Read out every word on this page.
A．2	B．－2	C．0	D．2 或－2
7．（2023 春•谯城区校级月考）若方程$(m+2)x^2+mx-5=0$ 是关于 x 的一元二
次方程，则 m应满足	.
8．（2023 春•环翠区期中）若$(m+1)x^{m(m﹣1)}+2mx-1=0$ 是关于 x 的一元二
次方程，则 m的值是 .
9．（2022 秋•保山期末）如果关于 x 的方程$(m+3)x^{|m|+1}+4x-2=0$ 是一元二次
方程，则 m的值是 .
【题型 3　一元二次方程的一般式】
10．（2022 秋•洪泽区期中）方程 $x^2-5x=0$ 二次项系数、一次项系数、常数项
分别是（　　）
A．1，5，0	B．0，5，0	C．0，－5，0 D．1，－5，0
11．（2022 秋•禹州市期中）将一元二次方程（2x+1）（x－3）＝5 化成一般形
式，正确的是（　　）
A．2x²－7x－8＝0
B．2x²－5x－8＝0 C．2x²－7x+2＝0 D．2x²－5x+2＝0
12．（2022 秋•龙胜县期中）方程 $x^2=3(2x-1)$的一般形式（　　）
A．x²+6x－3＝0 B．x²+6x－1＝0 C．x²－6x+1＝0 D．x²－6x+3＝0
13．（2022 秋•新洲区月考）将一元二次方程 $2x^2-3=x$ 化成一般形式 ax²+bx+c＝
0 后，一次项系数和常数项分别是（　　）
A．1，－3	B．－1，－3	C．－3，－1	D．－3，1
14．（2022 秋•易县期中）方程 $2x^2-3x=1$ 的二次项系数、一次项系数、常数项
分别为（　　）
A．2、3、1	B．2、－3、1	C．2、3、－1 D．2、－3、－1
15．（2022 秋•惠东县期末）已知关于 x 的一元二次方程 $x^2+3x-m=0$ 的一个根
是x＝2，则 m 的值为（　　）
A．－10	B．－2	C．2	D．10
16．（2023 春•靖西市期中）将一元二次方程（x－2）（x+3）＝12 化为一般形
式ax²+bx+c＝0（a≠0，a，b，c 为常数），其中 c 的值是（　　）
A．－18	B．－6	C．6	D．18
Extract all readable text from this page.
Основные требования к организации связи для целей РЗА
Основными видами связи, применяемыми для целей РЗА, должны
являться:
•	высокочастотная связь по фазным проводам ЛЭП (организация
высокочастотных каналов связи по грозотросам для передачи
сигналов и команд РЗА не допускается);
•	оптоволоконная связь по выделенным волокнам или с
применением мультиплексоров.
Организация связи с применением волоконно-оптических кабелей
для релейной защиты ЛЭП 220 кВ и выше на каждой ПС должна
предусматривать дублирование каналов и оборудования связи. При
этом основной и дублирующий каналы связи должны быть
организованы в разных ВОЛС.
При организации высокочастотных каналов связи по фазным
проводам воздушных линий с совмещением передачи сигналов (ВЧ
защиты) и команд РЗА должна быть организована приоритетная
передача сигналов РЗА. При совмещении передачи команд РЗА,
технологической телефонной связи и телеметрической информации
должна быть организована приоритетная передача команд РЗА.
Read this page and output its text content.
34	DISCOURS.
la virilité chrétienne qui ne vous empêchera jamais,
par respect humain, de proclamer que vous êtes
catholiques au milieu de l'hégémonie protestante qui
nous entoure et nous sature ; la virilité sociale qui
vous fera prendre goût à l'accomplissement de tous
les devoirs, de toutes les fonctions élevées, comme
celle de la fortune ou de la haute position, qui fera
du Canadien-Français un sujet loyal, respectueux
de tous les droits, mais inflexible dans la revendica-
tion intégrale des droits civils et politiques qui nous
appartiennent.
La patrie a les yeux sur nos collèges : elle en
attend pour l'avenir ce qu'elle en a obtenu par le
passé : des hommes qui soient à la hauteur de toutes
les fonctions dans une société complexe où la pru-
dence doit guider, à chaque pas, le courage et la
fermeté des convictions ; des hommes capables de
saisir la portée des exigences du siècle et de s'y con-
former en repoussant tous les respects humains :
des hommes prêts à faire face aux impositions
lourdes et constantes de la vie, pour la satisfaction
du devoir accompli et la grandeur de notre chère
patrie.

########

> _What the task requires_: Extract each record, keeping it identical to the original.

> _Task response_:
Read out every word on this page.
A．2	B．－2	C．0	D．2 或－2
7．（2023 春•谯城区校级月考）若方程$(m+2)x^2+mx-5=0$ 是关于 x 的一元二
次方程，则 m应满足	.
8．（2023 春•环翠区期中）若$(m+1)x^{m(m﹣1)}+2mx-1=0$ 是关于 x 的一元二
次方程，则 m的值是 .
9．（2022 秋•保山期末）如果关于 x 的方程$(m+3)x^{|m|+1}+4x-2=0$ 是一元二次
方程，则 m的值是 .
【题型 3　一元二次方程的一般式】
10．（2022 秋•洪泽区期中）方程 $x^2-5x=0$ 二次项系数、一次项系数、常数项
分别是（　　）
A．1，5，0	B．0，5，0	C．0，－5，0 D．1，－5，0
11．（2022 秋•禹州市期中）将一元二次方程（2x+1）（x－3）＝5 化成一般形
式，正确的是（　　）
A．2x²－7x－8＝0
B．2x²－5x－8＝0 C．2x²－7x+2＝0 D．2x²－5x+2＝0
12．（2022 秋•龙胜县期中）方程 $x^2=3(2x-1)$的一般形式（　　）
A．x²+6x－3＝0 B．x²+6x－1＝0 C．x²－6x+1＝0 D．x²－6x+3＝0
13．（2022 秋•新洲区月考）将一元二次方程 $2x^2-3=x$ 化成一般形式 ax²+bx+c＝
0 后，一次项系数和常数项分别是（　　）
A．1，－3	B．－1，－3	C．－3，－1	D．－3，1
14．（2022 秋•易县期中）方程 $2x^2-3x=1$ 的二次项系数、一次项系数、常数项
分别为（　　）
A．2、3、1	B．2、－3、1	C．2、3、－1 D．2、－3、－1
15．（2022 秋•惠东县期末）已知关于 x 的一元二次方程 $x^2+3x-m=0$ 的一个根
是x＝2，则 m 的值为（　　）
A．－10	B．－2	C．2	D．10
16．（2023 春•靖西市期中）将一元二次方程（x－2）（x+3）＝12 化为一般形
式ax²+bx+c＝0（a≠0，a，b，c 为常数），其中 c 的值是（　　）
A．－18	B．－6	C．6	D．18
Extract all readable text from this page.
Основные требования к организации связи для целей РЗА
Основными видами связи, применяемыми для целей РЗА, должны
являться:
•	высокочастотная связь по фазным проводам ЛЭП (организация
высокочастотных каналов связи по грозотросам для передачи
сигналов и команд РЗА не допускается);
•	оптоволоконная связь по выделенным волокнам или с
применением мультиплексоров.
Организация связи с применением волоконно-оптических кабелей
для релейной защиты ЛЭП 220 кВ и выше на каждой ПС должна
предусматривать дублирование каналов и оборудования связи. При
этом основной и дублирующий каналы связи должны быть
организованы в разных ВОЛС.
При организации высокочастотных каналов связи по фазным
проводам воздушных линий с совмещением передачи сигналов (ВЧ
защиты) и команд РЗА должна быть организована приоритетная
передача сигналов РЗА. При совмещении передачи команд РЗА,
технологической телефонной связи и телеметрической информации
должна быть организована приоритетная передача команд РЗА.
Read this page and output its text content.
34	DISCOURS.
la virilité chrétienne qui ne vous empêchera jamais,
par respect humain, de proclamer que vous êtes
catholiques au milieu de l'hégémonie protestante qui
nous entoure et nous sature ; la virilité sociale qui
vous fera prendre goût à l'accomplissement de tous
les devoirs, de toutes les fonctions élevées, comme
celle de la fortune ou de la haute position, qui fera
du Canadien-Français un sujet loyal, respectueux
de tous les droits, mais inflexible dans la revendica-
tion intégrale des droits civils et politiques qui nous
appartiennent.
La patrie a les yeux sur nos collèges : elle en
attend pour l'avenir ce qu'elle en a obtenu par le
passé : des hommes qui soient à la hauteur de toutes
les fonctions dans une société complexe où la pru-
dence doit guider, à chaque pas, le courage et la
fermeté des convictions ; des hommes capables de
saisir la portée des exigences du siècle et de s'y con-
former en repoussant tous les respects humains :
des hommes prêts à faire face aux impositions
lourdes et constantes de la vie, pour la satisfaction
du devoir accompli et la grandeur de notre chère
patrie.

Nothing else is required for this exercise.